Collected data
○ ○ ○ ○

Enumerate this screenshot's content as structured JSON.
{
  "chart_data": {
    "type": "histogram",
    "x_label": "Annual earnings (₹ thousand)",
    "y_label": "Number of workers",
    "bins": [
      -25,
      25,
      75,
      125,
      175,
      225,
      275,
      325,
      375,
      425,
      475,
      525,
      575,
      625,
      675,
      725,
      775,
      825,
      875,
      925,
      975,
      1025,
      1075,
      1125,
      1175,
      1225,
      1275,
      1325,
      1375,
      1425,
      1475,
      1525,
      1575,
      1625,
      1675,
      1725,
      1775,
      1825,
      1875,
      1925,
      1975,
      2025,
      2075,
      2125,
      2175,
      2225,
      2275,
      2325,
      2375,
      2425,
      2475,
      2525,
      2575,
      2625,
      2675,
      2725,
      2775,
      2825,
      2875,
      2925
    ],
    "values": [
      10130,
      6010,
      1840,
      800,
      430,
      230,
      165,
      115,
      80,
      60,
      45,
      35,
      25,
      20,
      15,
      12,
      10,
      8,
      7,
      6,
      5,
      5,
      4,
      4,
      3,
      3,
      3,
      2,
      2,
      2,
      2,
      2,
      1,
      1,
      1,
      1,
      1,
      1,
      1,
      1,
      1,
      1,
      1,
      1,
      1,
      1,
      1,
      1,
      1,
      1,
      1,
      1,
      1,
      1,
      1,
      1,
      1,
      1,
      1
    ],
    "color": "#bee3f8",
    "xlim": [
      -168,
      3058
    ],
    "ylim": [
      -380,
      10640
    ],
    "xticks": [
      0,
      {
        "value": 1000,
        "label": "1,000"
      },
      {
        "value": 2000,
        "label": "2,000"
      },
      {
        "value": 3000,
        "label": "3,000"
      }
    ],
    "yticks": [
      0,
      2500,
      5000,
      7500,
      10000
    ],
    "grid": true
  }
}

○ ○ ○ ○

Written request ▸ Retype the entries exactly, including every line.

Response ▸
Enumerate this screenshot's content as structured JSON.
{
  "chart_data": {
    "type": "histogram",
    "x_label": "Annual earnings (₹ thousand)",
    "y_label": "Number of workers",
    "bins": [
      -25,
      25,
      75,
      125,
      175,
      225,
      275,
      325,
      375,
      425,
      475,
      525,
      575,
      625,
      675,
      725,
      775,
      825,
      875,
      925,
      975,
      1025,
      1075,
      1125,
      1175,
      1225,
      1275,
      1325,
      1375,
      1425,
      1475,
      1525,
      1575,
      1625,
      1675,
      1725,
      1775,
      1825,
      1875,
      1925,
      1975,
      2025,
      2075,
      2125,
      2175,
      2225,
      2275,
      2325,
      2375,
      2425,
      2475,
      2525,
      2575,
      2625,
      2675,
      2725,
      2775,
      2825,
      2875,
      2925
    ],
    "values": [
      10130,
      6010,
      1840,
      800,
      430,
      230,
      165,
      115,
      80,
      60,
      45,
      35,
      25,
      20,
      15,
      12,
      10,
      8,
      7,
      6,
      5,
      5,
      4,
      4,
      3,
      3,
      3,
      2,
      2,
      2,
      2,
      2,
      1,
      1,
      1,
      1,
      1,
      1,
      1,
      1,
      1,
      1,
      1,
      1,
      1,
      1,
      1,
      1,
      1,
      1,
      1,
      1,
      1,
      1,
      1,
      1,
      1,
      1,
      1
    ],
    "color": "#bee3f8",
    "xlim": [
      -168,
      3058
    ],
    "ylim": [
      -380,
      10640
    ],
    "xticks": [
      0,
      {
        "value": 1000,
        "label": "1,000"
      },
      {
        "value": 2000,
        "label": "2,000"
      },
      {
        "value": 3000,
        "label": "3,000"
      }
    ],
    "yticks": [
      0,
      2500,
      5000,
      7500,
      10000
    ],
    "grid": true
  }
}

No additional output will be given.